:: DATA EXCERPTS ::

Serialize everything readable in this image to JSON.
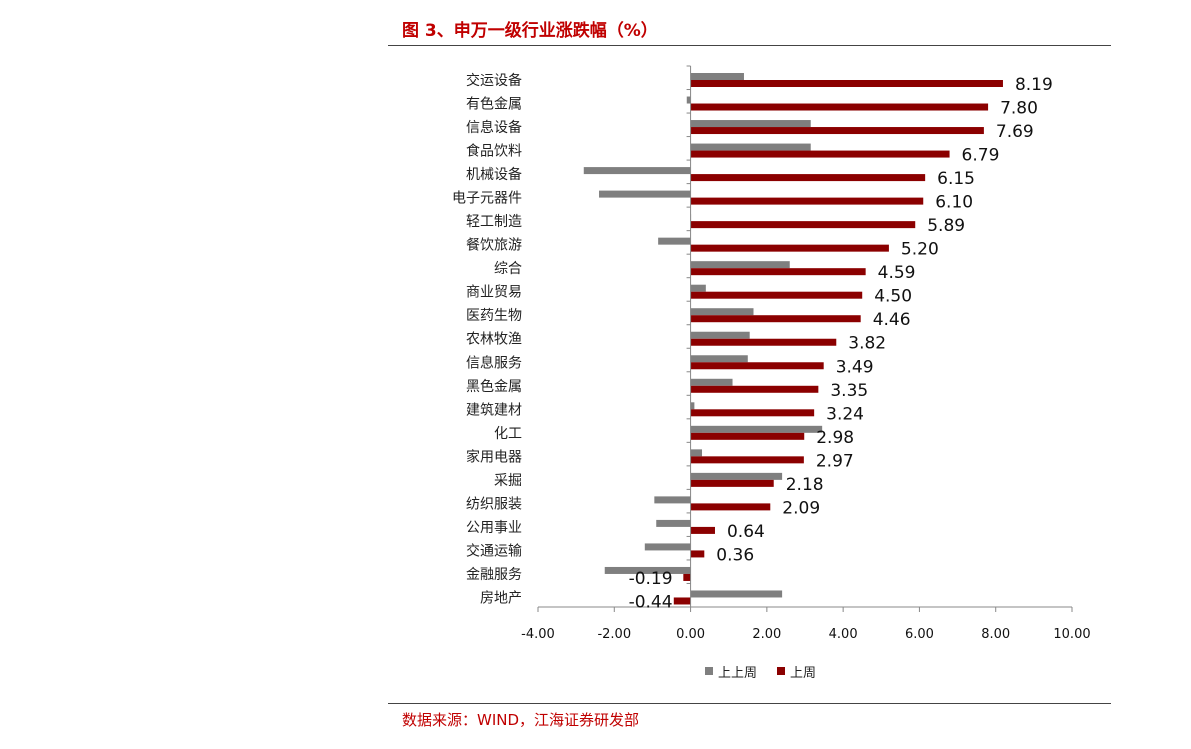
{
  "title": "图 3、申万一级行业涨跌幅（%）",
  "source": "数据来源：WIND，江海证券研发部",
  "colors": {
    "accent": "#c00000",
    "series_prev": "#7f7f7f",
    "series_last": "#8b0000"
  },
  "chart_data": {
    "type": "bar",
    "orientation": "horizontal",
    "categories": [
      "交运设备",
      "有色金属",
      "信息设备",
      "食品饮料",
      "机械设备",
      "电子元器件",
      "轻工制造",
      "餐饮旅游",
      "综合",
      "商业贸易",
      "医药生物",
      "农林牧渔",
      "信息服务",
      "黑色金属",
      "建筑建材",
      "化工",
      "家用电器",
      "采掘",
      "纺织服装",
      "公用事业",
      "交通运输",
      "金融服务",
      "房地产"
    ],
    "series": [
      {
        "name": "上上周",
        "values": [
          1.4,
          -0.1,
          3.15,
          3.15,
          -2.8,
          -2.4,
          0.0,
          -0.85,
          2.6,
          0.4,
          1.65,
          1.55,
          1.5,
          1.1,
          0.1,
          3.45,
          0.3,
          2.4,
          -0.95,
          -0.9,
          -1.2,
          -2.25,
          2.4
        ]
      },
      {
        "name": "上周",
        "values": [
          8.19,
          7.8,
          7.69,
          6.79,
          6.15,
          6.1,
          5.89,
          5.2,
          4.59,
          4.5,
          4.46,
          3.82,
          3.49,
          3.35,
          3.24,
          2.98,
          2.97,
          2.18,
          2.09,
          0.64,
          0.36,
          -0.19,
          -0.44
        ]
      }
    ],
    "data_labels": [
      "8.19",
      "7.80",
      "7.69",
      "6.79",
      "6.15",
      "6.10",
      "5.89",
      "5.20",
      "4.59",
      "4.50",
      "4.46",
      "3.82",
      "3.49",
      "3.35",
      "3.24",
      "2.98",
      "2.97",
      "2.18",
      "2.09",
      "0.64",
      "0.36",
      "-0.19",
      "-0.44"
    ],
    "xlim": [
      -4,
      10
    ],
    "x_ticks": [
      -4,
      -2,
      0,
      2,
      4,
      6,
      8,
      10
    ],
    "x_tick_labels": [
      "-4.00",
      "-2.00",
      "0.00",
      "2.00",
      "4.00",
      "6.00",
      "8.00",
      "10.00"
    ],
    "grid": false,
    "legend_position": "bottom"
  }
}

:::
:: DATA EXCERPTS ::

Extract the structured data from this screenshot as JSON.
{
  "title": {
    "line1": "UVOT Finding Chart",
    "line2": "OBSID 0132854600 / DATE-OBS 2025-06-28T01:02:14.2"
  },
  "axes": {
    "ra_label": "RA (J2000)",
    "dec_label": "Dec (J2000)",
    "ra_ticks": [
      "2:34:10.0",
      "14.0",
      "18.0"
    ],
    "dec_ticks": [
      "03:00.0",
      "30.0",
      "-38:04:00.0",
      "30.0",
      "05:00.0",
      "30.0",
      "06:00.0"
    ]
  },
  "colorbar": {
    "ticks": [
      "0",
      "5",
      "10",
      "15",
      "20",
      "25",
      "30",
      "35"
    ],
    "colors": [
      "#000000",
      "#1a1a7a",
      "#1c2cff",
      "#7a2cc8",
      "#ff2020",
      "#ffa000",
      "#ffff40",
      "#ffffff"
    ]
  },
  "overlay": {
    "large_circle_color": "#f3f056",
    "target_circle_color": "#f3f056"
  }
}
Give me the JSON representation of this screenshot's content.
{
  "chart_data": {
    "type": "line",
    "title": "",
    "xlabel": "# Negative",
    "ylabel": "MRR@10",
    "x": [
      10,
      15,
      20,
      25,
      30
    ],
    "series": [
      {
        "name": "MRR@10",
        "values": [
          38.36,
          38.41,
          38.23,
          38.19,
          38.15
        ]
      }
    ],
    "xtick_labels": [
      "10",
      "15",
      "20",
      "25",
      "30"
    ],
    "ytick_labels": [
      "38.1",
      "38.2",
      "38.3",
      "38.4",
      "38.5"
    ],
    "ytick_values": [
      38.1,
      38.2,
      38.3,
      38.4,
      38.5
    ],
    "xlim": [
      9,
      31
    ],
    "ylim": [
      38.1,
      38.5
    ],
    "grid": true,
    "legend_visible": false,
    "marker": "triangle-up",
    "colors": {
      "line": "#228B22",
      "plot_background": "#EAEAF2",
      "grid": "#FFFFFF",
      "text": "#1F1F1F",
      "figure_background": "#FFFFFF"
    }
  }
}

:::
:: DATA EXCERPTS ::

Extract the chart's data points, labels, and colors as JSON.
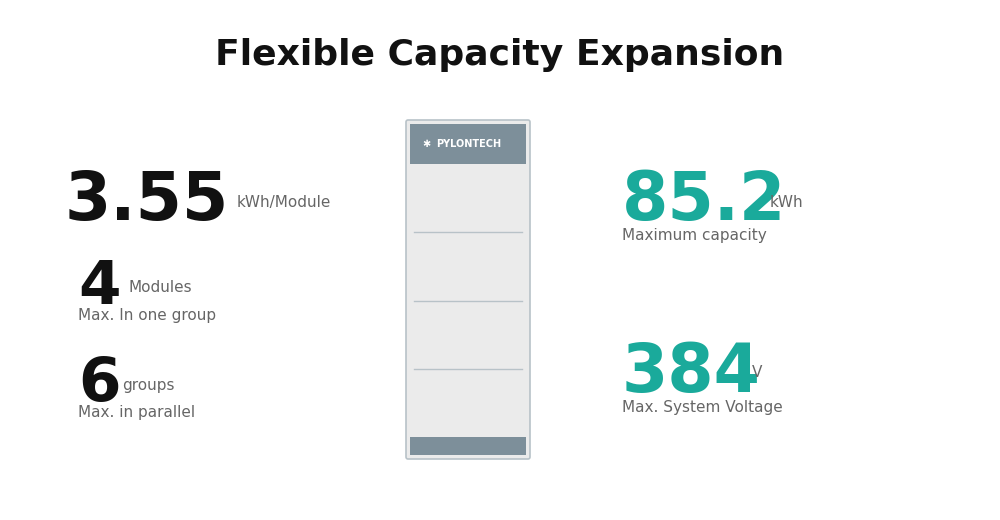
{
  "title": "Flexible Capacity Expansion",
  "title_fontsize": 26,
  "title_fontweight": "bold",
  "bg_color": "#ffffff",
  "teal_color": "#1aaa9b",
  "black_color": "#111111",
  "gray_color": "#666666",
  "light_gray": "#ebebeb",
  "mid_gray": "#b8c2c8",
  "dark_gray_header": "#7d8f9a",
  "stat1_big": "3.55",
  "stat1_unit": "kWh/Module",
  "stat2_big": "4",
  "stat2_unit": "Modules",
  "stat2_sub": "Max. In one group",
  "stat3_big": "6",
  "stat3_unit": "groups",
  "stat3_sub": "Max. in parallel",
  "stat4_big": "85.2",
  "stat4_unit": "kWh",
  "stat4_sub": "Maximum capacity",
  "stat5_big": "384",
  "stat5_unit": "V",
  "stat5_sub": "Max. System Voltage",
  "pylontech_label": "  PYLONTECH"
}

:::

List all lines from the entries that include the word "JSON".

Serialize everything readable in this image to JSON.
Extract the structured data from this screenshot as JSON.
Give me the JSON representation of this screenshot's content.
Extract the chart's data points, labels, and colors as JSON.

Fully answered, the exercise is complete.